_Exercise objective_. Out of the lines below, please list those that hold the string "University".
*** Provided data
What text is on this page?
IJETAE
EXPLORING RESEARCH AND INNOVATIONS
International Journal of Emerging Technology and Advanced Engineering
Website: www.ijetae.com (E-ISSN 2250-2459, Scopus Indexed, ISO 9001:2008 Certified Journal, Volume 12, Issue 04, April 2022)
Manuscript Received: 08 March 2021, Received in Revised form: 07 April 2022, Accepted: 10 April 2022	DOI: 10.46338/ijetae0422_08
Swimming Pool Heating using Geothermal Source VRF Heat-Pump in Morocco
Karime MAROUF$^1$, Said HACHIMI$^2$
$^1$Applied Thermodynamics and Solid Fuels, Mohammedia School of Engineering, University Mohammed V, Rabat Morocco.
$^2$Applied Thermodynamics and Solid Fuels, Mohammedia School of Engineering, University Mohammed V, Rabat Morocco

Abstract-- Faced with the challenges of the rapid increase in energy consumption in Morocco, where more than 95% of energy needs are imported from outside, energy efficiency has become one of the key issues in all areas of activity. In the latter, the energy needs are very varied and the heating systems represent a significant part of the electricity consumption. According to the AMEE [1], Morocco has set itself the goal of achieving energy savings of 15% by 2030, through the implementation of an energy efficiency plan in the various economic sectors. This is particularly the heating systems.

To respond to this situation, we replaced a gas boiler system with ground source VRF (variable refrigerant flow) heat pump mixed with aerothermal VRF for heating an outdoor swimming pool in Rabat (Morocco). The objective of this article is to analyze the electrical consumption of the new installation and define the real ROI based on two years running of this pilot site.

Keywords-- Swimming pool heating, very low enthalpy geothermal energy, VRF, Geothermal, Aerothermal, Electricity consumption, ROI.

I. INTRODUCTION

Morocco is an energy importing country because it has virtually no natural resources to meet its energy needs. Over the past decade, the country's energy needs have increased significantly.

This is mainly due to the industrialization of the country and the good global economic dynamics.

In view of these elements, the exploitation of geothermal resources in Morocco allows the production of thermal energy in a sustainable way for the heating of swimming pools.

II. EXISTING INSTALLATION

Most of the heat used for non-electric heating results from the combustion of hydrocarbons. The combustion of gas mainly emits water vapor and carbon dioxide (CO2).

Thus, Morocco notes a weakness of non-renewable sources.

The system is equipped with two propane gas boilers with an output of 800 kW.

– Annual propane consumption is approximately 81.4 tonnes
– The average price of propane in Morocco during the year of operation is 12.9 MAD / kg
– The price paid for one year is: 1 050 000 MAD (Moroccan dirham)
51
******
_Solution to this task_.
$^1$Applied Thermodynamics and Solid Fuels, Mohammedia School of Engineering, University Mohammed V, Rabat Morocco.
$^2$Applied Thermodynamics and Solid Fuels, Mohammedia School of Engineering, University Mohammed V, Rabat Morocco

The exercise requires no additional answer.